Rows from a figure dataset

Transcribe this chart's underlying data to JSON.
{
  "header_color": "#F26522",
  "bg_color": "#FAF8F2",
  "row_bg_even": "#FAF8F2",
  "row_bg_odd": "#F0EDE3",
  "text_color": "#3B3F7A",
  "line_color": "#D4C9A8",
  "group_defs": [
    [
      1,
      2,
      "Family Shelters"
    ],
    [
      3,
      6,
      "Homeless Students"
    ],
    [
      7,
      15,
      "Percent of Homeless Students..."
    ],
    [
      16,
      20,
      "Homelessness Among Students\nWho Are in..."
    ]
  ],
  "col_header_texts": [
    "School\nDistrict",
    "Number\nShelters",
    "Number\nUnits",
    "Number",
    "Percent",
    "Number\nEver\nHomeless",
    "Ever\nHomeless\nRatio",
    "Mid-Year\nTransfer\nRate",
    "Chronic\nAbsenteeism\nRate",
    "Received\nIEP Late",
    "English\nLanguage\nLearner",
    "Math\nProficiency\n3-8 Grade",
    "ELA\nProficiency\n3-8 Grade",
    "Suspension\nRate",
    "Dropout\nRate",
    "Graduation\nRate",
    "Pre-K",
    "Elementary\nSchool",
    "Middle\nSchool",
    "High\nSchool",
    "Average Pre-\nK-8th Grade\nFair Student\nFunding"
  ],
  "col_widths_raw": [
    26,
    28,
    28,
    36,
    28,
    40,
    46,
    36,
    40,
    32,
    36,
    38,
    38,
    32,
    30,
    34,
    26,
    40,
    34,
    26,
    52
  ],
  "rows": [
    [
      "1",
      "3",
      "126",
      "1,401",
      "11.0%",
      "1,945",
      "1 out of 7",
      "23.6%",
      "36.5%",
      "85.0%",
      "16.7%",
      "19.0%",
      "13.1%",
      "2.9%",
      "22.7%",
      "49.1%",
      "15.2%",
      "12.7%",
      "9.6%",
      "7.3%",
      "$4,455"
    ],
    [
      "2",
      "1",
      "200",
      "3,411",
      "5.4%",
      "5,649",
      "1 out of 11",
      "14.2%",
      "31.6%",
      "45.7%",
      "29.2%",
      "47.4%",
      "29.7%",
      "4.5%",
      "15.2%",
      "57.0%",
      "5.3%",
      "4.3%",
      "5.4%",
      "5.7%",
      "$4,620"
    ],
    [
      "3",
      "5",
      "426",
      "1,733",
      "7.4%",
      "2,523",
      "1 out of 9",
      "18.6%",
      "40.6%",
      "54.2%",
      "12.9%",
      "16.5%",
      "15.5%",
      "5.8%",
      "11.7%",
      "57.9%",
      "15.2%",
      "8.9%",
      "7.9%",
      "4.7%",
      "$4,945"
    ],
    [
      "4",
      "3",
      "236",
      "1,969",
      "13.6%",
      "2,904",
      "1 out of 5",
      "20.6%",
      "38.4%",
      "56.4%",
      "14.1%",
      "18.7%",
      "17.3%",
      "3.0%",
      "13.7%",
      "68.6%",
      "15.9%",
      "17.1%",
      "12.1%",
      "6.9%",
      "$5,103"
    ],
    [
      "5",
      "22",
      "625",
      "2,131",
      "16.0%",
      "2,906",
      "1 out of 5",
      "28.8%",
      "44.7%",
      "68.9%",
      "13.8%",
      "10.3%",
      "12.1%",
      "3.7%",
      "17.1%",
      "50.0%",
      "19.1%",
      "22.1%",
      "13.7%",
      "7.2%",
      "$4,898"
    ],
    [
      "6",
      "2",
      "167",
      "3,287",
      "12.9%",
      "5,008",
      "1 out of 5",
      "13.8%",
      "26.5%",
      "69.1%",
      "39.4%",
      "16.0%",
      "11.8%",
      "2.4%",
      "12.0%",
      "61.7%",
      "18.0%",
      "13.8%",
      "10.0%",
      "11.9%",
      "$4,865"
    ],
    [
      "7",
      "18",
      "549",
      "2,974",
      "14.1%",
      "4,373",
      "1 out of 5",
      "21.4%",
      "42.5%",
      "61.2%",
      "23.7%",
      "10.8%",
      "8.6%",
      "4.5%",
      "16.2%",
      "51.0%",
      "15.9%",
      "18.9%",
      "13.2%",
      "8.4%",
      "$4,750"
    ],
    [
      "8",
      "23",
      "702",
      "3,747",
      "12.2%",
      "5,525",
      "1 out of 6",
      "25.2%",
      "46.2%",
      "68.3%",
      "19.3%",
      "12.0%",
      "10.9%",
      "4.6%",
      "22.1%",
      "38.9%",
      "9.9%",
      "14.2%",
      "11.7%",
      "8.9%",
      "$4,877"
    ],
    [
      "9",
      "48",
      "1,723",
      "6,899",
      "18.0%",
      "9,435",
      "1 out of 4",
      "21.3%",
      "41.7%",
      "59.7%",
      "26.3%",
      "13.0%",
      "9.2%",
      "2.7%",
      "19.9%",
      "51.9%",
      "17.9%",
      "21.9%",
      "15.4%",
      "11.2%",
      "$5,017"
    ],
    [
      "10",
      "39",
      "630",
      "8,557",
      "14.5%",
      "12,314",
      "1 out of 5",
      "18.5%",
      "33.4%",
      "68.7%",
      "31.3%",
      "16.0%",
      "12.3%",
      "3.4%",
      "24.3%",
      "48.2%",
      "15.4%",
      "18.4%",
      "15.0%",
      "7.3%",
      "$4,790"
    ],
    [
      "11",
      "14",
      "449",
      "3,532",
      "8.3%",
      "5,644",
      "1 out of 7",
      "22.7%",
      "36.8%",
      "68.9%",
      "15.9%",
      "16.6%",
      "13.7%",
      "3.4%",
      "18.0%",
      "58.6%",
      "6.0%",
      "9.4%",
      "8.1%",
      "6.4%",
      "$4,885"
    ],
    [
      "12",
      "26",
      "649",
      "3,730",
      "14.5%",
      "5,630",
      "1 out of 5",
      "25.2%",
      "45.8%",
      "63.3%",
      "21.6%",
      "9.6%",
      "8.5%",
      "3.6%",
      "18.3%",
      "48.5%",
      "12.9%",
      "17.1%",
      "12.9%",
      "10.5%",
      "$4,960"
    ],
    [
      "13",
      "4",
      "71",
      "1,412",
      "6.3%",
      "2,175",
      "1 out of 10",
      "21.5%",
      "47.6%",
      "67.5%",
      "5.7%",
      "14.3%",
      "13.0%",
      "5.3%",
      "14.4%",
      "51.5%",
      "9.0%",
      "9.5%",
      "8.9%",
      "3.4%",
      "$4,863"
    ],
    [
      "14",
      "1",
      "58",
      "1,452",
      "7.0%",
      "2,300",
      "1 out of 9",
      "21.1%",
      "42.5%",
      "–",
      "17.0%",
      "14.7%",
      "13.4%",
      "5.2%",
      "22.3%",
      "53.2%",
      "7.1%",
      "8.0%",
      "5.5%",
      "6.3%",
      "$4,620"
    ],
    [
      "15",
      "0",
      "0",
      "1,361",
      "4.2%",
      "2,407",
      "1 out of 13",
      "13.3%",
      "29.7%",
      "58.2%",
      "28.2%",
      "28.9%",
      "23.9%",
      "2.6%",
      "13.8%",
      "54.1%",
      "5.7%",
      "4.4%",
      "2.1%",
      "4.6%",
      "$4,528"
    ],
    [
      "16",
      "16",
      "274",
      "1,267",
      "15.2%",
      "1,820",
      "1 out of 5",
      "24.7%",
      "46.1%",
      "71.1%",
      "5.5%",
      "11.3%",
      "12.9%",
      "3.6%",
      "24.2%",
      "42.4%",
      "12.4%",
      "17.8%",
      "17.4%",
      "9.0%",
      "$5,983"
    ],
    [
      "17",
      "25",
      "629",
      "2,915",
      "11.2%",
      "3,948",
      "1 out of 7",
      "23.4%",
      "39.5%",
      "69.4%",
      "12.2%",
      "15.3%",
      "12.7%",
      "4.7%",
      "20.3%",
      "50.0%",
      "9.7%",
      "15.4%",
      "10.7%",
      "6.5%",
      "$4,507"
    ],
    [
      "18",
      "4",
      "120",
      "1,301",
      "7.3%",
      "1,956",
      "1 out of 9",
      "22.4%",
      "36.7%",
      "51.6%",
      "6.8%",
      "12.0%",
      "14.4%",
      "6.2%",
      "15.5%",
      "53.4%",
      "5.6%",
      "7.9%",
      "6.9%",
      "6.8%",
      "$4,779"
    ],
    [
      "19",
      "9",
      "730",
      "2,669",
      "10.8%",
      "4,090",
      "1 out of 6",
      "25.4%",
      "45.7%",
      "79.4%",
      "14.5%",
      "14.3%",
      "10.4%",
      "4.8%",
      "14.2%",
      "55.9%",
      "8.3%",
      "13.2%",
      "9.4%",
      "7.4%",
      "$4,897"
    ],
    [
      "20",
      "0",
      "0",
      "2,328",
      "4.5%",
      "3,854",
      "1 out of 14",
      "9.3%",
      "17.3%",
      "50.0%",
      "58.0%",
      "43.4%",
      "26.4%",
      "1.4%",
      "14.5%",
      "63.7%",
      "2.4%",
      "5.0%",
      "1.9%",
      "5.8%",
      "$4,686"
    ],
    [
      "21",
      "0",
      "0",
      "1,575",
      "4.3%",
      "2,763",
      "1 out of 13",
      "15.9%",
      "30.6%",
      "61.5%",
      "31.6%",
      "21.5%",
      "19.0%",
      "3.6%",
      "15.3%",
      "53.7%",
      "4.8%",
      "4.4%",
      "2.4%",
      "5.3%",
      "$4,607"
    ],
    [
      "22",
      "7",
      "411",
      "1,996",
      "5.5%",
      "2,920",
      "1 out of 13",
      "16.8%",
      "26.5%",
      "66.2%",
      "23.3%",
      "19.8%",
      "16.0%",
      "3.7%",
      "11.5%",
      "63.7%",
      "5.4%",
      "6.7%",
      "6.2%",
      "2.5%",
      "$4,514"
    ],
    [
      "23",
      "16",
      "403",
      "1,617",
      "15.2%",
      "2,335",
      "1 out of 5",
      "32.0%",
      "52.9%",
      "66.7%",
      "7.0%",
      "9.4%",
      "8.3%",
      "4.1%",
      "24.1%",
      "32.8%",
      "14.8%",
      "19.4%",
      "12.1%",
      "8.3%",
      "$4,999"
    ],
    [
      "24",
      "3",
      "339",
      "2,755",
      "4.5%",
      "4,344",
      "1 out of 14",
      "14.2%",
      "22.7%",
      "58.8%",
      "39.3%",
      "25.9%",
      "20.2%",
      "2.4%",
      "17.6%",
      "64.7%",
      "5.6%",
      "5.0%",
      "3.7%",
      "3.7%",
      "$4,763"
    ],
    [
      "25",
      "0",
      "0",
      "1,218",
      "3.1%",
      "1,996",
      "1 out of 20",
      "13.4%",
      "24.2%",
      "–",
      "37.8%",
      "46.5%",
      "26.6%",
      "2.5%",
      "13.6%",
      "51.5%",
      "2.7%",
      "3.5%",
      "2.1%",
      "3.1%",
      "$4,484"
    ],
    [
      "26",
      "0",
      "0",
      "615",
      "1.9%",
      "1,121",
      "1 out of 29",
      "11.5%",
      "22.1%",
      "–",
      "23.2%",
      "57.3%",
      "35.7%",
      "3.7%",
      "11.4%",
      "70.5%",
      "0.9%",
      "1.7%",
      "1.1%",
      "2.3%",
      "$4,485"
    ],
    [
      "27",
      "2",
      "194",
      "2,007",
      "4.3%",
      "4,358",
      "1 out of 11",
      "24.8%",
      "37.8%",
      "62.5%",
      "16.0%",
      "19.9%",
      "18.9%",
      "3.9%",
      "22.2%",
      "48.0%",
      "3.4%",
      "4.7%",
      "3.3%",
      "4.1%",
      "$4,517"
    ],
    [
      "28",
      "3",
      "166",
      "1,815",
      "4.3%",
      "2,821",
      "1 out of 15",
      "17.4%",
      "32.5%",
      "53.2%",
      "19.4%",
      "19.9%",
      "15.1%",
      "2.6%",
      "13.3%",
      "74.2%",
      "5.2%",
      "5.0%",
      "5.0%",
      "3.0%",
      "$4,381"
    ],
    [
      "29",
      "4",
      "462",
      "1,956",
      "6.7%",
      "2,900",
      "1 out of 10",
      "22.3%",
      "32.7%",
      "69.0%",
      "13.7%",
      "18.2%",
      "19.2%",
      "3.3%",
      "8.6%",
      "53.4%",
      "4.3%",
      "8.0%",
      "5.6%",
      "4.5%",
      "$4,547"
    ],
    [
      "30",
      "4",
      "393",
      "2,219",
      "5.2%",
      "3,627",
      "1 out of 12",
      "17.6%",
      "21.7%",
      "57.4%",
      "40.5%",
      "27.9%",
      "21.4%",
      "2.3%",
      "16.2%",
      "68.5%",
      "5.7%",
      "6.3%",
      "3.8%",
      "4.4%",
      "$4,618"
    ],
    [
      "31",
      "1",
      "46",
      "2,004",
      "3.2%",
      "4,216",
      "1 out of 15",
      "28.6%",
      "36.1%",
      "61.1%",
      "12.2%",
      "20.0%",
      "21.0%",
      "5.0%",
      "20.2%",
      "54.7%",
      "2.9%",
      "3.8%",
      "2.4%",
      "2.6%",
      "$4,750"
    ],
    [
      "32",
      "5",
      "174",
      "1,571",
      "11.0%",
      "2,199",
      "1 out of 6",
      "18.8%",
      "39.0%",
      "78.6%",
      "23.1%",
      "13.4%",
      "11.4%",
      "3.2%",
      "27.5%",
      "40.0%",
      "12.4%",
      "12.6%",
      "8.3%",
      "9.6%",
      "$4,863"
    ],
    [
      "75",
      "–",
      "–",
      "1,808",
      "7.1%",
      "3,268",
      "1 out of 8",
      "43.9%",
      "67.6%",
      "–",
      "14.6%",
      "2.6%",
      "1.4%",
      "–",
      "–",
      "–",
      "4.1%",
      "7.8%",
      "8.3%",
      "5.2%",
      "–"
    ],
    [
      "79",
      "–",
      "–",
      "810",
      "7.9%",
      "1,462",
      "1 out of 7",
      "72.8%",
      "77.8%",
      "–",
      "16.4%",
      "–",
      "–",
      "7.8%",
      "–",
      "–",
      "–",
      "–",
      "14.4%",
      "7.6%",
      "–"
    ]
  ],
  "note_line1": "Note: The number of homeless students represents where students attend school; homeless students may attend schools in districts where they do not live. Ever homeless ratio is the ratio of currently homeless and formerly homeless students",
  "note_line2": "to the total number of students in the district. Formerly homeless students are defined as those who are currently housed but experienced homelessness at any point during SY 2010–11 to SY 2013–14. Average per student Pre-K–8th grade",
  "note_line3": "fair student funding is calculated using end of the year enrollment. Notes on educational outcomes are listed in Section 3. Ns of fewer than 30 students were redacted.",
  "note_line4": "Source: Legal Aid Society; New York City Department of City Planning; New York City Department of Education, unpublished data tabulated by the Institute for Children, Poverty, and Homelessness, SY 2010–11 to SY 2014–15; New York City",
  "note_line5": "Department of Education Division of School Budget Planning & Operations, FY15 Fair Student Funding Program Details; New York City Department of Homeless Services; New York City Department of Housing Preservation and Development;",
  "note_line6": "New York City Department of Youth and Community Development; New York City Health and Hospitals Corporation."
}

• **Exercise description**:
In the records above, how many lines contain the string "York"? State that number only.

• **The reply**:
3